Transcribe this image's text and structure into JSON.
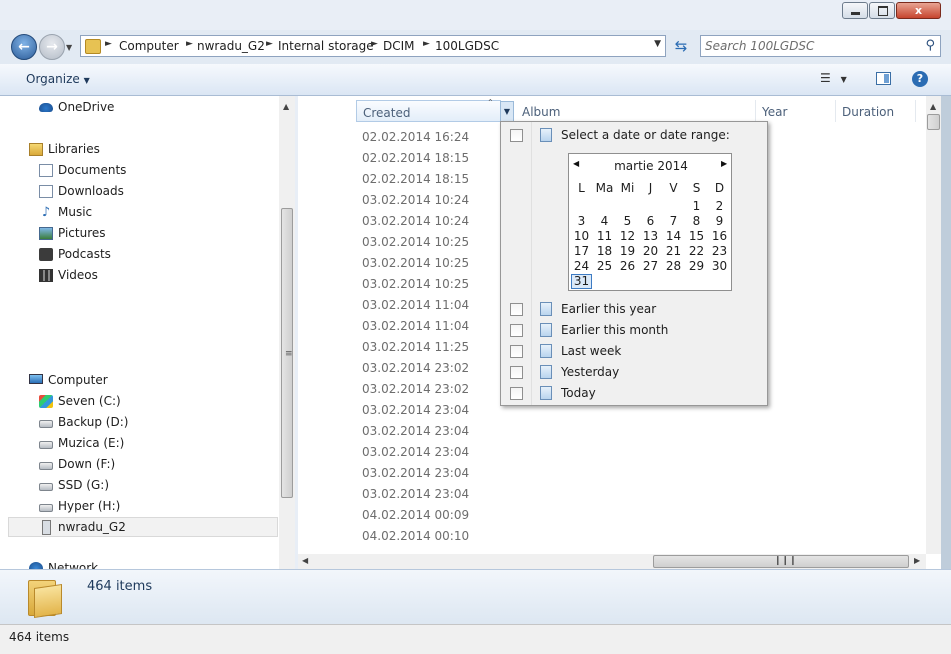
{
  "window": {
    "controls": {
      "minimize_icon": "minimize-icon",
      "maximize_icon": "maximize-icon",
      "close_icon": "close-icon",
      "close_glyph": "x"
    }
  },
  "address_bar": {
    "breadcrumbs": [
      "Computer",
      "nwradu_G2",
      "Internal storage",
      "DCIM",
      "100LGDSC"
    ]
  },
  "search": {
    "placeholder": "Search 100LGDSC"
  },
  "toolbar": {
    "organize_label": "Organize"
  },
  "navigation": {
    "favorites": [
      {
        "label": "OneDrive",
        "icon": "onedrive-icon"
      }
    ],
    "libraries_label": "Libraries",
    "libraries": [
      {
        "label": "Documents",
        "icon": "documents-icon"
      },
      {
        "label": "Downloads",
        "icon": "downloads-icon"
      },
      {
        "label": "Music",
        "icon": "music-icon"
      },
      {
        "label": "Pictures",
        "icon": "pictures-icon"
      },
      {
        "label": "Podcasts",
        "icon": "podcasts-icon"
      },
      {
        "label": "Videos",
        "icon": "videos-icon"
      }
    ],
    "computer_label": "Computer",
    "drives": [
      {
        "label": "Seven (C:)",
        "icon": "windows-drive-icon"
      },
      {
        "label": "Backup (D:)",
        "icon": "drive-icon"
      },
      {
        "label": "Muzica (E:)",
        "icon": "drive-icon"
      },
      {
        "label": "Down (F:)",
        "icon": "drive-icon"
      },
      {
        "label": "SSD (G:)",
        "icon": "drive-icon"
      },
      {
        "label": "Hyper (H:)",
        "icon": "drive-icon"
      },
      {
        "label": "nwradu_G2",
        "icon": "phone-icon",
        "selected": true
      }
    ],
    "network_label": "Network"
  },
  "columns": {
    "created": "Created",
    "album": "Album",
    "year": "Year",
    "duration": "Duration"
  },
  "rows": [
    "02.02.2014 16:24",
    "02.02.2014 18:15",
    "02.02.2014 18:15",
    "03.02.2014 10:24",
    "03.02.2014 10:24",
    "03.02.2014 10:25",
    "03.02.2014 10:25",
    "03.02.2014 10:25",
    "03.02.2014 11:04",
    "03.02.2014 11:04",
    "03.02.2014 11:25",
    "03.02.2014 23:02",
    "03.02.2014 23:02",
    "03.02.2014 23:04",
    "03.02.2014 23:04",
    "03.02.2014 23:04",
    "03.02.2014 23:04",
    "03.02.2014 23:04",
    "04.02.2014 00:09",
    "04.02.2014 00:10"
  ],
  "filter_popup": {
    "range_label": "Select a date or date range:",
    "calendar": {
      "month_title": "martie 2014",
      "weekdays": [
        "L",
        "Ma",
        "Mi",
        "J",
        "V",
        "S",
        "D"
      ],
      "weeks": [
        [
          "",
          "",
          "",
          "",
          "",
          "1",
          "2"
        ],
        [
          "3",
          "4",
          "5",
          "6",
          "7",
          "8",
          "9"
        ],
        [
          "10",
          "11",
          "12",
          "13",
          "14",
          "15",
          "16"
        ],
        [
          "17",
          "18",
          "19",
          "20",
          "21",
          "22",
          "23"
        ],
        [
          "24",
          "25",
          "26",
          "27",
          "28",
          "29",
          "30"
        ],
        [
          "31",
          "",
          "",
          "",
          "",
          "",
          ""
        ]
      ],
      "today": "31"
    },
    "options": [
      "Earlier this year",
      "Earlier this month",
      "Last week",
      "Yesterday",
      "Today"
    ]
  },
  "details_pane": {
    "item_count": "464 items"
  },
  "status_bar": {
    "text": "464 items"
  }
}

■ YOUR OBJECTIVE: Identify all lines in the records above with the word "text".

■ WRITTEN SOLUTION:
Transcribe this image's text and structure into JSON.
    "text": "464 items"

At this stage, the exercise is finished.